#### Exercise objective
Can you restate the records below word for word?

#### Listing
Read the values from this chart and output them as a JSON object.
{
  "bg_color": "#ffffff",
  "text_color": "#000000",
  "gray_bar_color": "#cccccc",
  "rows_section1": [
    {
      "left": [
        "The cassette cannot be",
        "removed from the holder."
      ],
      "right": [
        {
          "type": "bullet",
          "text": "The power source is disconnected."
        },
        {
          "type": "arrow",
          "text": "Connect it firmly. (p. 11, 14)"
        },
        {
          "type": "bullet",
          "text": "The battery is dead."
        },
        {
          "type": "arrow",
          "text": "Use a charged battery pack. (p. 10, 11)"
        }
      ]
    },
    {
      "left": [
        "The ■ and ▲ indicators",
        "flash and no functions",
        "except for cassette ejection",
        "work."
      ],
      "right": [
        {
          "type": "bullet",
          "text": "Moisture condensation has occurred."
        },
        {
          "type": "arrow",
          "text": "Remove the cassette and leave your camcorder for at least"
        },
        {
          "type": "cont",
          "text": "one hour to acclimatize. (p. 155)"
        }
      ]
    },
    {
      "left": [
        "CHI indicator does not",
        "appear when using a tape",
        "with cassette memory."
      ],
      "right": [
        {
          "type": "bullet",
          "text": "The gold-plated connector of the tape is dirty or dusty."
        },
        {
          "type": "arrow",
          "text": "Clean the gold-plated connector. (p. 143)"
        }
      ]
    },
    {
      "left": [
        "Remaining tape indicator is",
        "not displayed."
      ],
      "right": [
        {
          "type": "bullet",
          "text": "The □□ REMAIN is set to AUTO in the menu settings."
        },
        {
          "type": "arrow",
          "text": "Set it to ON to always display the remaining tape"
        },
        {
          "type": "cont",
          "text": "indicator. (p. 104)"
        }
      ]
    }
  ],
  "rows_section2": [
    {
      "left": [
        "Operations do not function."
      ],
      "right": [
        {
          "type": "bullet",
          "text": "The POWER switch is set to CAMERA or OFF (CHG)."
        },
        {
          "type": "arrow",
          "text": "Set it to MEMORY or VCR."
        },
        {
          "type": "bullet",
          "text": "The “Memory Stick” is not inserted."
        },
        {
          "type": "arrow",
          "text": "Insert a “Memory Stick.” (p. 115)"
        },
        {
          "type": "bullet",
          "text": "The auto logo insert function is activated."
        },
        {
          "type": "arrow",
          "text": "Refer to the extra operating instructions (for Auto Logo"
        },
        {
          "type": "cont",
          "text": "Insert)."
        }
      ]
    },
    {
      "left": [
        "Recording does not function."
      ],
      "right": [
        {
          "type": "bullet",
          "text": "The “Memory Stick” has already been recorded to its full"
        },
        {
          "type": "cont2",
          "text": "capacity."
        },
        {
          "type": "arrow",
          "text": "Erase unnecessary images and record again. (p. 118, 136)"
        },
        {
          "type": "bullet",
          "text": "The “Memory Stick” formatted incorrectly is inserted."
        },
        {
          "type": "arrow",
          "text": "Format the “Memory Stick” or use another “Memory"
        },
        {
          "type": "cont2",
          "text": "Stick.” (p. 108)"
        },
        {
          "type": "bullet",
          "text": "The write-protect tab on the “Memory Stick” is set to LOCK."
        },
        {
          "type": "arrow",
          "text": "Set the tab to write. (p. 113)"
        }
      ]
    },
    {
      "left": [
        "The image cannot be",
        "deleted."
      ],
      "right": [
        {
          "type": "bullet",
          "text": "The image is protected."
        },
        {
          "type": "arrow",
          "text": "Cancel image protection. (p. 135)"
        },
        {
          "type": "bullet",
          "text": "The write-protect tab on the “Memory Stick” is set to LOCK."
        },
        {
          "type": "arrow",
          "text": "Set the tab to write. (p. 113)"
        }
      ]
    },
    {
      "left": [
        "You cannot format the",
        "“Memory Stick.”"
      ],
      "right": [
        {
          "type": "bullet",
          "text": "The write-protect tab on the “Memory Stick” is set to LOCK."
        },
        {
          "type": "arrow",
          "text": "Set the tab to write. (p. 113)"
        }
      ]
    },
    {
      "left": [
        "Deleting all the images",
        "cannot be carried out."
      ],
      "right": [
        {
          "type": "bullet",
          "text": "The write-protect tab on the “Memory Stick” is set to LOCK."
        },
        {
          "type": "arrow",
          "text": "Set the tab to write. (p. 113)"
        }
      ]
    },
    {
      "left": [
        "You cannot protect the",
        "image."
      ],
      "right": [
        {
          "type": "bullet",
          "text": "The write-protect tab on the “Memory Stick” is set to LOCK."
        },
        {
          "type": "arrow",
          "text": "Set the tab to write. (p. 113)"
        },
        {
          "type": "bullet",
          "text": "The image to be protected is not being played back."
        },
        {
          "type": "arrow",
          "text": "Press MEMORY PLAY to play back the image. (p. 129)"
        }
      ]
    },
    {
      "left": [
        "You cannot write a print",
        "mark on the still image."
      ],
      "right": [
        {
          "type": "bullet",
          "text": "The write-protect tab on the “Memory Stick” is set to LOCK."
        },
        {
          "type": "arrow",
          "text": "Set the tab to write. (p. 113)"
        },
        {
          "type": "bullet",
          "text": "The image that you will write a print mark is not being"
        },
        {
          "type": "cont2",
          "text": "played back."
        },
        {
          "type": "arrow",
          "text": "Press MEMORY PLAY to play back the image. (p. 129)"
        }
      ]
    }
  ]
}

#### Task output
Read the values from this chart and output them as a JSON object.
{
  "bg_color": "#ffffff",
  "text_color": "#000000",
  "gray_bar_color": "#cccccc",
  "rows_section1": [
    {
      "left": [
        "The cassette cannot be",
        "removed from the holder."
      ],
      "right": [
        {
          "type": "bullet",
          "text": "The power source is disconnected."
        },
        {
          "type": "arrow",
          "text": "Connect it firmly. (p. 11, 14)"
        },
        {
          "type": "bullet",
          "text": "The battery is dead."
        },
        {
          "type": "arrow",
          "text": "Use a charged battery pack. (p. 10, 11)"
        }
      ]
    },
    {
      "left": [
        "The ■ and ▲ indicators",
        "flash and no functions",
        "except for cassette ejection",
        "work."
      ],
      "right": [
        {
          "type": "bullet",
          "text": "Moisture condensation has occurred."
        },
        {
          "type": "arrow",
          "text": "Remove the cassette and leave your camcorder for at least"
        },
        {
          "type": "cont",
          "text": "one hour to acclimatize. (p. 155)"
        }
      ]
    },
    {
      "left": [
        "CHI indicator does not",
        "appear when using a tape",
        "with cassette memory."
      ],
      "right": [
        {
          "type": "bullet",
          "text": "The gold-plated connector of the tape is dirty or dusty."
        },
        {
          "type": "arrow",
          "text": "Clean the gold-plated connector. (p. 143)"
        }
      ]
    },
    {
      "left": [
        "Remaining tape indicator is",
        "not displayed."
      ],
      "right": [
        {
          "type": "bullet",
          "text": "The □□ REMAIN is set to AUTO in the menu settings."
        },
        {
          "type": "arrow",
          "text": "Set it to ON to always display the remaining tape"
        },
        {
          "type": "cont",
          "text": "indicator. (p. 104)"
        }
      ]
    }
  ],
  "rows_section2": [
    {
      "left": [
        "Operations do not function."
      ],
      "right": [
        {
          "type": "bullet",
          "text": "The POWER switch is set to CAMERA or OFF (CHG)."
        },
        {
          "type": "arrow",
          "text": "Set it to MEMORY or VCR."
        },
        {
          "type": "bullet",
          "text": "The “Memory Stick” is not inserted."
        },
        {
          "type": "arrow",
          "text": "Insert a “Memory Stick.” (p. 115)"
        },
        {
          "type": "bullet",
          "text": "The auto logo insert function is activated."
        },
        {
          "type": "arrow",
          "text": "Refer to the extra operating instructions (for Auto Logo"
        },
        {
          "type": "cont",
          "text": "Insert)."
        }
      ]
    },
    {
      "left": [
        "Recording does not function."
      ],
      "right": [
        {
          "type": "bullet",
          "text": "The “Memory Stick” has already been recorded to its full"
        },
        {
          "type": "cont2",
          "text": "capacity."
        },
        {
          "type": "arrow",
          "text": "Erase unnecessary images and record again. (p. 118, 136)"
        },
        {
          "type": "bullet",
          "text": "The “Memory Stick” formatted incorrectly is inserted."
        },
        {
          "type": "arrow",
          "text": "Format the “Memory Stick” or use another “Memory"
        },
        {
          "type": "cont2",
          "text": "Stick.” (p. 108)"
        },
        {
          "type": "bullet",
          "text": "The write-protect tab on the “Memory Stick” is set to LOCK."
        },
        {
          "type": "arrow",
          "text": "Set the tab to write. (p. 113)"
        }
      ]
    },
    {
      "left": [
        "The image cannot be",
        "deleted."
      ],
      "right": [
        {
          "type": "bullet",
          "text": "The image is protected."
        },
        {
          "type": "arrow",
          "text": "Cancel image protection. (p. 135)"
        },
        {
          "type": "bullet",
          "text": "The write-protect tab on the “Memory Stick” is set to LOCK."
        },
        {
          "type": "arrow",
          "text": "Set the tab to write. (p. 113)"
        }
      ]
    },
    {
      "left": [
        "You cannot format the",
        "“Memory Stick.”"
      ],
      "right": [
        {
          "type": "bullet",
          "text": "The write-protect tab on the “Memory Stick” is set to LOCK."
        },
        {
          "type": "arrow",
          "text": "Set the tab to write. (p. 113)"
        }
      ]
    },
    {
      "left": [
        "Deleting all the images",
        "cannot be carried out."
      ],
      "right": [
        {
          "type": "bullet",
          "text": "The write-protect tab on the “Memory Stick” is set to LOCK."
        },
        {
          "type": "arrow",
          "text": "Set the tab to write. (p. 113)"
        }
      ]
    },
    {
      "left": [
        "You cannot protect the",
        "image."
      ],
      "right": [
        {
          "type": "bullet",
          "text": "The write-protect tab on the “Memory Stick” is set to LOCK."
        },
        {
          "type": "arrow",
          "text": "Set the tab to write. (p. 113)"
        },
        {
          "type": "bullet",
          "text": "The image to be protected is not being played back."
        },
        {
          "type": "arrow",
          "text": "Press MEMORY PLAY to play back the image. (p. 129)"
        }
      ]
    },
    {
      "left": [
        "You cannot write a print",
        "mark on the still image."
      ],
      "right": [
        {
          "type": "bullet",
          "text": "The write-protect tab on the “Memory Stick” is set to LOCK."
        },
        {
          "type": "arrow",
          "text": "Set the tab to write. (p. 113)"
        },
        {
          "type": "bullet",
          "text": "The image that you will write a print mark is not being"
        },
        {
          "type": "cont2",
          "text": "played back."
        },
        {
          "type": "arrow",
          "text": "Press MEMORY PLAY to play back the image. (p. 129)"
        }
      ]
    }
  ]
}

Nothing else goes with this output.